> _WORK INSTRUCTIONS_: Return all entries word for word, but drop any images.
-- MATERIAL PROVIDED start --
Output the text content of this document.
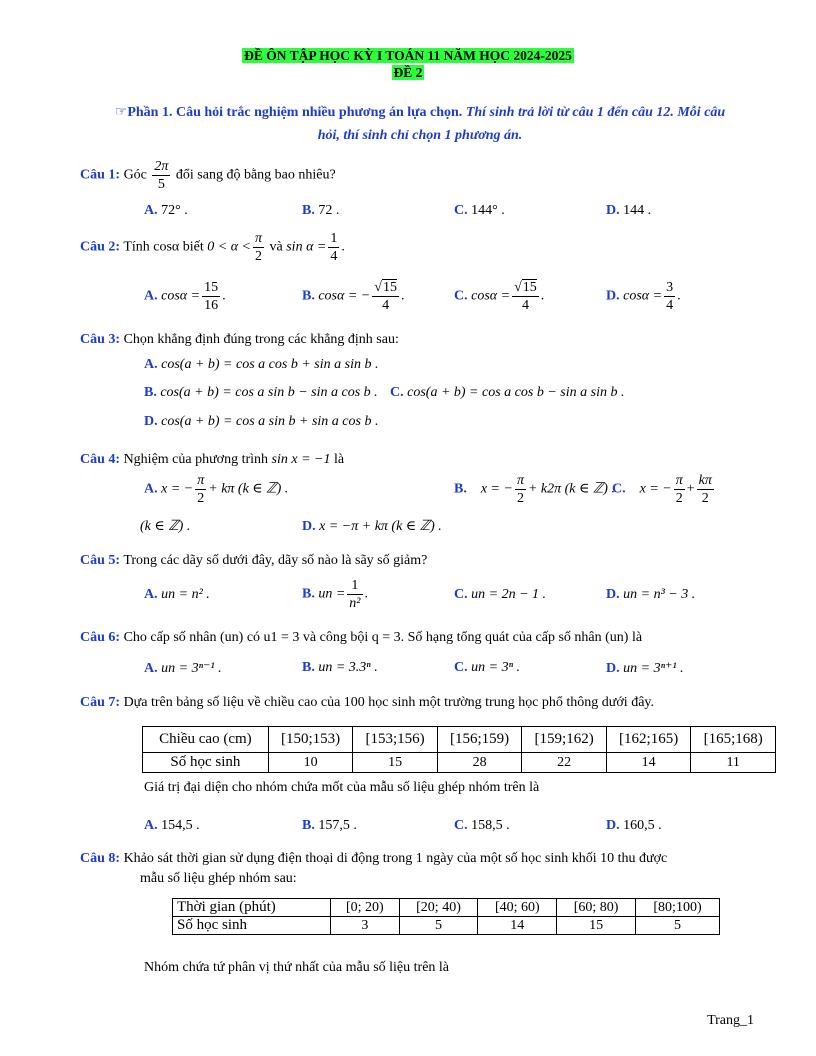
ĐỀ ÔN TẬP HỌC KỲ I TOÁN 11 NĂM HỌC 2024-2025
ĐỀ 2
☞Phần 1. Câu hỏi trắc nghiệm nhiều phương án lựa chọn. Thí sinh trả lời từ câu 1 đến câu 12. Mỗi câu
hỏi, thí sinh chỉ chọn 1 phương án.
Câu 1: Góc $\frac{2\pi}{5}$ đổi sang độ bằng bao nhiêu?
A. 72° .	B. 72 .	C. 144° .	D. 144 .
Câu 2: Tính cosα biết $0 < \alpha < \frac{\pi}{2}$ và $\sin \alpha = \frac{1}{4}$ .
A. $\cos\alpha = \frac{15}{16}$ .	B. cosα = − $\frac{√15}{4}$ .	C. $\cos\alpha = \frac{√15}{4}$ .	D. $\cos\alpha = \frac{3}{4}$ .
Câu 3: Chọn khẳng định đúng trong các khẳng định sau:
A. cos(a + b) = cos a cos b + sin a sin b .
B. cos(a + b) = cos a sin b − sin a cos b . C. cos(a + b) = cos a cos b − sin a sin b .
D. cos(a + b) = cos a sin b + sin a cos b .
Câu 4: Nghiệm của phương trình sin x = −1 là
A. x = − $\frac{\pi}{2} + k\pi$ (k ∈ ℤ) .	B. x = − $\frac{\pi}{2} + k2\pi$ (k ∈ ℤ) .
C. x = − $\frac{\pi}{2} + \frac{k\pi}{2}$
(k ∈ ℤ) .	D. x = −π + kπ (k ∈ ℤ) .
Câu 5: Trong các dãy số dưới đây, dãy số nào là sãy số giảm?
A. un = n² .	B. un = $\frac{1}{\text{n²}}$ .	C. un = 2n − 1 .	D. un = n³ − 3 .
Câu 6: Cho cấp số nhân (un) có u1 = 3 và công bội q = 3. Số hạng tổng quát của cấp số nhân (un) là
A. un = 3ⁿ⁻¹ .	B. un = 3.3ⁿ .	C. un = 3ⁿ .	D. un = 3ⁿ⁺¹ .
Câu 7: Dựa trên bảng số liệu về chiều cao của 100 học sinh một trường trung học phổ thông dưới đây.
Chiều cao (cm)	[150;153)	[153;156)	[156;159)	[159;162)	[162;165)	[165;168)
Số học sinh	10	15	28	22	14	11
Giá trị đại diện cho nhóm chứa mốt của mẫu số liệu ghép nhóm trên là
A. 154,5 .	B. 157,5 .	C. 158,5 .	D. 160,5 .
Câu 8: Khảo sát thời gian sử dụng điện thoại di động trong 1 ngày của một số học sinh khối 10 thu được
mẫu số liệu ghép nhóm sau:
Thời gian (phút)	[0; 20)	[20; 40)	[40; 60)	[60; 80)	[80;100)
Số học sinh	3	5	14	15	5
Nhóm chứa tứ phân vị thứ nhất của mẫu số liệu trên là
Trang_1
-- MATERIAL PROVIDED end --
> _TASK SOLUTION_:
Output the text content of this document.
ĐỀ ÔN TẬP HỌC KỲ I TOÁN 11 NĂM HỌC 2024-2025
ĐỀ 2
☞Phần 1. Câu hỏi trắc nghiệm nhiều phương án lựa chọn. Thí sinh trả lời từ câu 1 đến câu 12. Mỗi câu
hỏi, thí sinh chỉ chọn 1 phương án.
Câu 1: Góc $\frac{2\pi}{5}$ đổi sang độ bằng bao nhiêu?
A. 72° .	B. 72 .	C. 144° .	D. 144 .
Câu 2: Tính cosα biết $0 < \alpha < \frac{\pi}{2}$ và $\sin \alpha = \frac{1}{4}$ .
A. $\cos\alpha = \frac{15}{16}$ .	B. cosα = − $\frac{√15}{4}$ .	C. $\cos\alpha = \frac{√15}{4}$ .	D. $\cos\alpha = \frac{3}{4}$ .
Câu 3: Chọn khẳng định đúng trong các khẳng định sau:
A. cos(a + b) = cos a cos b + sin a sin b .
B. cos(a + b) = cos a sin b − sin a cos b . C. cos(a + b) = cos a cos b − sin a sin b .
D. cos(a + b) = cos a sin b + sin a cos b .
Câu 4: Nghiệm của phương trình sin x = −1 là
A. x = − $\frac{\pi}{2} + k\pi$ (k ∈ ℤ) .	B. x = − $\frac{\pi}{2} + k2\pi$ (k ∈ ℤ) .
C. x = − $\frac{\pi}{2} + \frac{k\pi}{2}$
(k ∈ ℤ) .	D. x = −π + kπ (k ∈ ℤ) .
Câu 5: Trong các dãy số dưới đây, dãy số nào là sãy số giảm?
A. un = n² .	B. un = $\frac{1}{\text{n²}}$ .	C. un = 2n − 1 .	D. un = n³ − 3 .
Câu 6: Cho cấp số nhân (un) có u1 = 3 và công bội q = 3. Số hạng tổng quát của cấp số nhân (un) là
A. un = 3ⁿ⁻¹ .	B. un = 3.3ⁿ .	C. un = 3ⁿ .	D. un = 3ⁿ⁺¹ .
Câu 7: Dựa trên bảng số liệu về chiều cao của 100 học sinh một trường trung học phổ thông dưới đây.
Chiều cao (cm)	[150;153)	[153;156)	[156;159)	[159;162)	[162;165)	[165;168)
Số học sinh	10	15	28	22	14	11
Giá trị đại diện cho nhóm chứa mốt của mẫu số liệu ghép nhóm trên là
A. 154,5 .	B. 157,5 .	C. 158,5 .	D. 160,5 .
Câu 8: Khảo sát thời gian sử dụng điện thoại di động trong 1 ngày của một số học sinh khối 10 thu được
mẫu số liệu ghép nhóm sau:
Thời gian (phút)	[0; 20)	[20; 40)	[40; 60)	[60; 80)	[80;100)
Số học sinh	3	5	14	15	5
Nhóm chứa tứ phân vị thứ nhất của mẫu số liệu trên là
Trang_1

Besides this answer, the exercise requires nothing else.